• [Exercise instructions]: In your copy, leave out the pictures; write out all the data exactly.

• [Record set]:
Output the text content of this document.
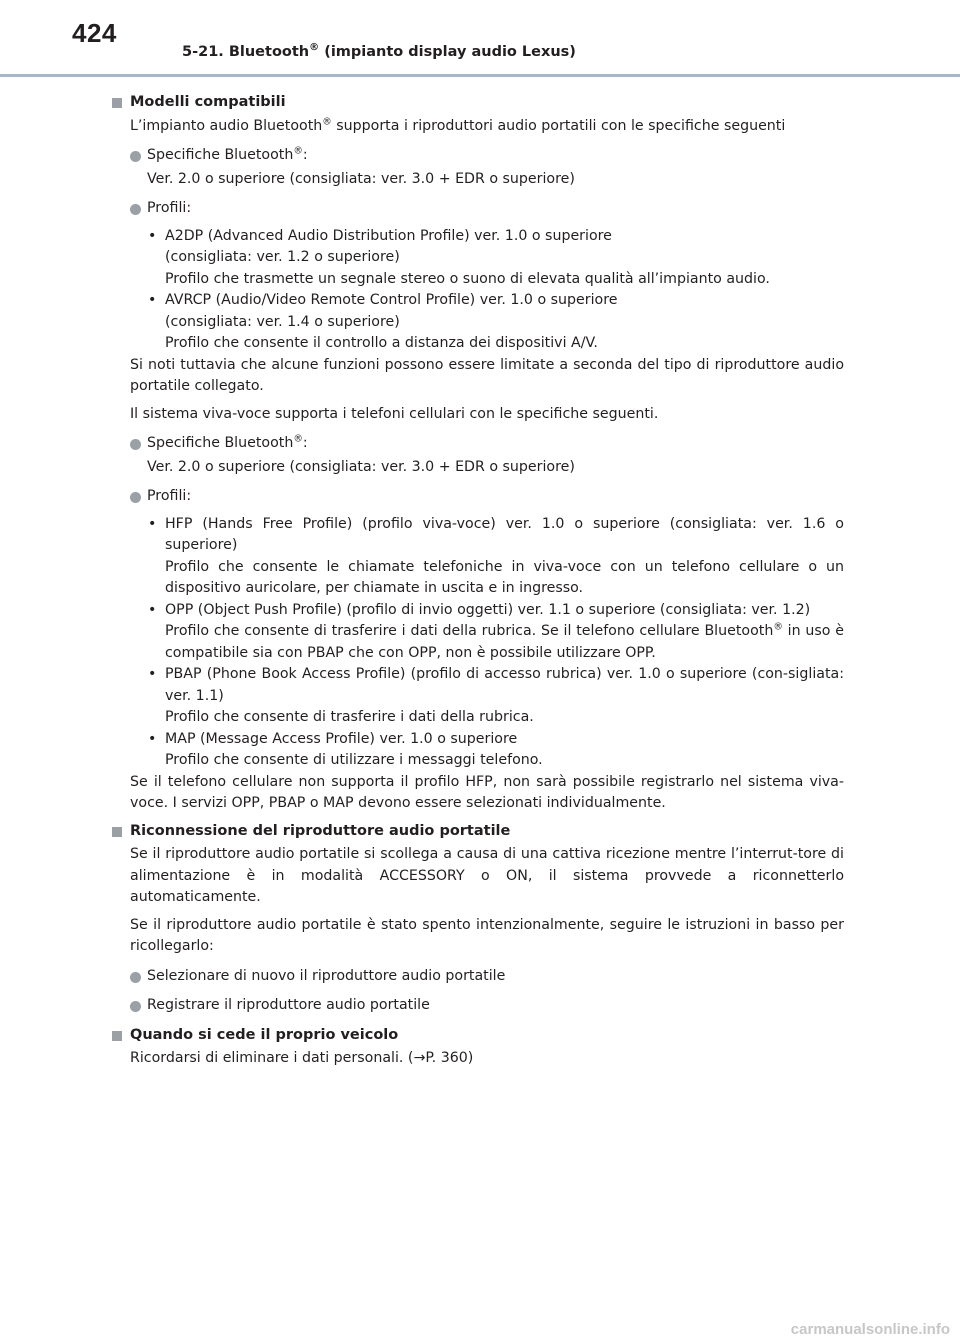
424
5-21. Bluetooth® (impianto display audio Lexus)
Modelli compatibili

L’impianto audio Bluetooth® supporta i riproduttori audio portatili con le specifiche seguenti

Specifiche Bluetooth®:
Ver. 2.0 o superiore (consigliata: ver. 3.0 + EDR o superiore)
Profili:
• A2DP (Advanced Audio Distribution Profile) ver. 1.0 o superiore
(consigliata: ver. 1.2 o superiore)
Profilo che trasmette un segnale stereo o suono di elevata qualità all’impianto audio.
• AVRCP (Audio/Video Remote Control Profile) ver. 1.0 o superiore
(consigliata: ver. 1.4 o superiore)
Profilo che consente il controllo a distanza dei dispositivi A/V.

Si noti tuttavia che alcune funzioni possono essere limitate a seconda del tipo di riproduttore audio portatile collegato.

Il sistema viva-voce supporta i telefoni cellulari con le specifiche seguenti.

Specifiche Bluetooth®:
Ver. 2.0 o superiore (consigliata: ver. 3.0 + EDR o superiore)
Profili:
• HFP (Hands Free Profile) (profilo viva-voce) ver. 1.0 o superiore (consigliata: ver. 1.6 o superiore)
Profilo che consente le chiamate telefoniche in viva-voce con un telefono cellulare o un dispositivo auricolare, per chiamate in uscita e in ingresso.
• OPP (Object Push Profile) (profilo di invio oggetti) ver. 1.1 o superiore (consigliata: ver. 1.2)
Profilo che consente di trasferire i dati della rubrica. Se il telefono cellulare Bluetooth® in uso è compatibile sia con PBAP che con OPP, non è possibile utilizzare OPP.
• PBAP (Phone Book Access Profile) (profilo di accesso rubrica) ver. 1.0 o superiore (con-sigliata: ver. 1.1)
Profilo che consente di trasferire i dati della rubrica.
• MAP (Message Access Profile) ver. 1.0 o superiore
Profilo che consente di utilizzare i messaggi telefono.

Se il telefono cellulare non supporta il profilo HFP, non sarà possibile registrarlo nel sistema viva-voce. I servizi OPP, PBAP o MAP devono essere selezionati individualmente.

Riconnessione del riproduttore audio portatile

Se il riproduttore audio portatile si scollega a causa di una cattiva ricezione mentre l’interrut-tore di alimentazione è in modalità ACCESSORY o ON, il sistema provvede a riconnetterlo automaticamente.

Se il riproduttore audio portatile è stato spento intenzionalmente, seguire le istruzioni in basso per ricollegarlo:

Selezionare di nuovo il riproduttore audio portatile
Registrare il riproduttore audio portatile
Quando si cede il proprio veicolo

Ricordarsi di eliminare i dati personali. (→P. 360)

carmanualsonline.info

• [Task answer]:
Output the text content of this document.
424
5-21. Bluetooth® (impianto display audio Lexus)
Modelli compatibili

L’impianto audio Bluetooth® supporta i riproduttori audio portatili con le specifiche seguenti

Specifiche Bluetooth®:
Ver. 2.0 o superiore (consigliata: ver. 3.0 + EDR o superiore)
Profili:
• A2DP (Advanced Audio Distribution Profile) ver. 1.0 o superiore
(consigliata: ver. 1.2 o superiore)
Profilo che trasmette un segnale stereo o suono di elevata qualità all’impianto audio.
• AVRCP (Audio/Video Remote Control Profile) ver. 1.0 o superiore
(consigliata: ver. 1.4 o superiore)
Profilo che consente il controllo a distanza dei dispositivi A/V.

Si noti tuttavia che alcune funzioni possono essere limitate a seconda del tipo di riproduttore audio portatile collegato.

Il sistema viva-voce supporta i telefoni cellulari con le specifiche seguenti.

Specifiche Bluetooth®:
Ver. 2.0 o superiore (consigliata: ver. 3.0 + EDR o superiore)
Profili:
• HFP (Hands Free Profile) (profilo viva-voce) ver. 1.0 o superiore (consigliata: ver. 1.6 o superiore)
Profilo che consente le chiamate telefoniche in viva-voce con un telefono cellulare o un dispositivo auricolare, per chiamate in uscita e in ingresso.
• OPP (Object Push Profile) (profilo di invio oggetti) ver. 1.1 o superiore (consigliata: ver. 1.2)
Profilo che consente di trasferire i dati della rubrica. Se il telefono cellulare Bluetooth® in uso è compatibile sia con PBAP che con OPP, non è possibile utilizzare OPP.
• PBAP (Phone Book Access Profile) (profilo di accesso rubrica) ver. 1.0 o superiore (con-sigliata: ver. 1.1)
Profilo che consente di trasferire i dati della rubrica.
• MAP (Message Access Profile) ver. 1.0 o superiore
Profilo che consente di utilizzare i messaggi telefono.

Se il telefono cellulare non supporta il profilo HFP, non sarà possibile registrarlo nel sistema viva-voce. I servizi OPP, PBAP o MAP devono essere selezionati individualmente.

Riconnessione del riproduttore audio portatile

Se il riproduttore audio portatile si scollega a causa di una cattiva ricezione mentre l’interrut-tore di alimentazione è in modalità ACCESSORY o ON, il sistema provvede a riconnetterlo automaticamente.

Se il riproduttore audio portatile è stato spento intenzionalmente, seguire le istruzioni in basso per ricollegarlo:

Selezionare di nuovo il riproduttore audio portatile
Registrare il riproduttore audio portatile
Quando si cede il proprio veicolo

Ricordarsi di eliminare i dati personali. (→P. 360)

carmanualsonline.info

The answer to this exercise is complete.